## Text segment
○ ○ ○ ○ ○ ○ ○

R: add calibrated axes to PCA biplot in ggplot2
Asked Answered
A

2

19

I am working on an ordination package using ggplot2. Right now I am constructing biplots in the traditional way, with loadings being represented with arrows. I would also be interested though to use calibrated axes and represent the loading axes as lines through the origin, and with loading labels being shown outside the plot region. In base R this is implemented in

library(OpenRepGrid)
biplot2d(boeker)

enter image description here

but I am looking for a ggplot2 solution. Would anybody have any thoughts how to achieve something like this in ggplot2? Adding the variable names outside the plot region could be done like here I suppose, but how could the line segments outside the plot region be plotted?

Currently what I have is

install.packages("devtools")

○ ○ ○ ○ ○ ○ ○

## Data extract
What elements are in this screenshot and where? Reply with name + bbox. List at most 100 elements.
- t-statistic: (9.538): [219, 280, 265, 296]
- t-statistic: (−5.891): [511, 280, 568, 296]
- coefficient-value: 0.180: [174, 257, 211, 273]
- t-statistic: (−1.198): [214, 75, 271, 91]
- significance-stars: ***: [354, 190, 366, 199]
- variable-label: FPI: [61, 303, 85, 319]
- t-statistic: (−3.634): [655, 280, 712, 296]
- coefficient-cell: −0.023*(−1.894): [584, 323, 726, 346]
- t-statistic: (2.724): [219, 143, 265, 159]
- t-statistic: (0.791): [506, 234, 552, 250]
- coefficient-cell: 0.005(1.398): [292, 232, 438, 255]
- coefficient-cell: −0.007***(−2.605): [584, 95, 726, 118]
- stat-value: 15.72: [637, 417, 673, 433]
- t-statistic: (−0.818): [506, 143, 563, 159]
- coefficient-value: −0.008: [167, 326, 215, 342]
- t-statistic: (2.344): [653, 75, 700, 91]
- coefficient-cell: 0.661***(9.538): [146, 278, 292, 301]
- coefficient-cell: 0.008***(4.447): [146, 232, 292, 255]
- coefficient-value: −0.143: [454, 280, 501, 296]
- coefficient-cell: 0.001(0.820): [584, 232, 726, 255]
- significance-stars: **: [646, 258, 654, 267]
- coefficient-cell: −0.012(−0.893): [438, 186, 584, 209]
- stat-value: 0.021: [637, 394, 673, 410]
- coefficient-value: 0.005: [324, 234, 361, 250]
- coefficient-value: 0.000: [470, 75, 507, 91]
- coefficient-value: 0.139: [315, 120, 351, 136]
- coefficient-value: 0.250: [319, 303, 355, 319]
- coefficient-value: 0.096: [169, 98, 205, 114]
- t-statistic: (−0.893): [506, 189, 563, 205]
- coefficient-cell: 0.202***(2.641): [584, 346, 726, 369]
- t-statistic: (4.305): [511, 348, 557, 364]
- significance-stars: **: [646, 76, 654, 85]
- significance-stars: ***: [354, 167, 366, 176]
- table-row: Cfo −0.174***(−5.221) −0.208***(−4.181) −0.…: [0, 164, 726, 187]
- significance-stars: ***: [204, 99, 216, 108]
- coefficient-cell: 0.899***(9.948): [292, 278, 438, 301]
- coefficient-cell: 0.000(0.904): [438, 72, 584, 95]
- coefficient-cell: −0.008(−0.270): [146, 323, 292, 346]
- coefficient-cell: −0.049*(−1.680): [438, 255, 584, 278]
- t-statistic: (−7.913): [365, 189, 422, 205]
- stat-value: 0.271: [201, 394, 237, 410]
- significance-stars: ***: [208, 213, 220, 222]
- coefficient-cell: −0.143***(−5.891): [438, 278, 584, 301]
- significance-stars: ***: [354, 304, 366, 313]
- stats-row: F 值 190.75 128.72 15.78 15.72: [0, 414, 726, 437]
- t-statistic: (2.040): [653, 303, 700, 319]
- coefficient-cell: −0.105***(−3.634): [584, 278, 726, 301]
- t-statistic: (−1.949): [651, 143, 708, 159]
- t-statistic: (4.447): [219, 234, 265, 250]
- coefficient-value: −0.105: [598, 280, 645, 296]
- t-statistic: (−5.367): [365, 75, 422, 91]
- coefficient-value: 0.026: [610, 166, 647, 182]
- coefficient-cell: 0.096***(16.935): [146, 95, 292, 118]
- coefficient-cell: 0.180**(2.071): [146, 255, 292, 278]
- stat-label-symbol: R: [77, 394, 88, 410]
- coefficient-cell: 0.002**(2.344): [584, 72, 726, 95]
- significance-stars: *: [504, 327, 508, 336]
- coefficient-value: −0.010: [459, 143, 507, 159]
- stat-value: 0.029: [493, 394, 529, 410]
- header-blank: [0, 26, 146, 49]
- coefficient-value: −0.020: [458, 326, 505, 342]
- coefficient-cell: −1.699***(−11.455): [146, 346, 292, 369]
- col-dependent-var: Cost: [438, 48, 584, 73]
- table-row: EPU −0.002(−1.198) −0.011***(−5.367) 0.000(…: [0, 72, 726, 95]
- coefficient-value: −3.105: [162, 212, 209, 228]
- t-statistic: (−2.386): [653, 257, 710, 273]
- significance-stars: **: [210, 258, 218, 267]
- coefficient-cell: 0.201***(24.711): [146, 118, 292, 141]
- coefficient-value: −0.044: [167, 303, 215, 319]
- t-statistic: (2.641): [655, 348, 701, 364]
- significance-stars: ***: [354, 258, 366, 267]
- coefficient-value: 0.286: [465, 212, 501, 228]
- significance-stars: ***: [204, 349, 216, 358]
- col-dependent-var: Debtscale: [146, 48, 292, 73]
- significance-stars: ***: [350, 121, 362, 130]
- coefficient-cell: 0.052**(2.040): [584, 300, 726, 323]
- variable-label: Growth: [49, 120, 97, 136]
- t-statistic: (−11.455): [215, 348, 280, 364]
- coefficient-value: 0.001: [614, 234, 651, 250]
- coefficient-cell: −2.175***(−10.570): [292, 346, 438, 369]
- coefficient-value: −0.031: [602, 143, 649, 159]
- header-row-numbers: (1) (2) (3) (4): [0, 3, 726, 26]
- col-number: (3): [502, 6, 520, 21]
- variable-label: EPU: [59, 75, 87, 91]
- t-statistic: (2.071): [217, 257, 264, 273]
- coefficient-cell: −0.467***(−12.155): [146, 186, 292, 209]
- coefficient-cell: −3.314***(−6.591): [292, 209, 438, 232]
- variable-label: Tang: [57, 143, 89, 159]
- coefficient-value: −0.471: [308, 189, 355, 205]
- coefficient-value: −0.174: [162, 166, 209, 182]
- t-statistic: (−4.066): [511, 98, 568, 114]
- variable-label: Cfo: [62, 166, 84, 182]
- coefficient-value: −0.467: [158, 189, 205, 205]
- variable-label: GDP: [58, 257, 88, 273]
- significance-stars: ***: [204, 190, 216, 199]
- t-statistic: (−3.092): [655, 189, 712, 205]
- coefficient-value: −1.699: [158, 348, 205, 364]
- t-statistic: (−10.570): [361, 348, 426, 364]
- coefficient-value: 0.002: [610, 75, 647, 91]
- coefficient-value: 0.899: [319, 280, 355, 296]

○ ○ ○ ○ ○ ○ ○

## Work to complete
Transcribe the passage of the ggplot2 biplot thread starting at "enter image description" and ending at "region be plotted?", keeping every word and symbol unchanged.

## Response to the exercise
enter image description here

but I am looking for a ggplot2 solution. Would anybody have any thoughts how to achieve something like this in ggplot2? Adding the variable names outside the plot region could be done like here I suppose, but how could the line segments outside the plot region be plotted?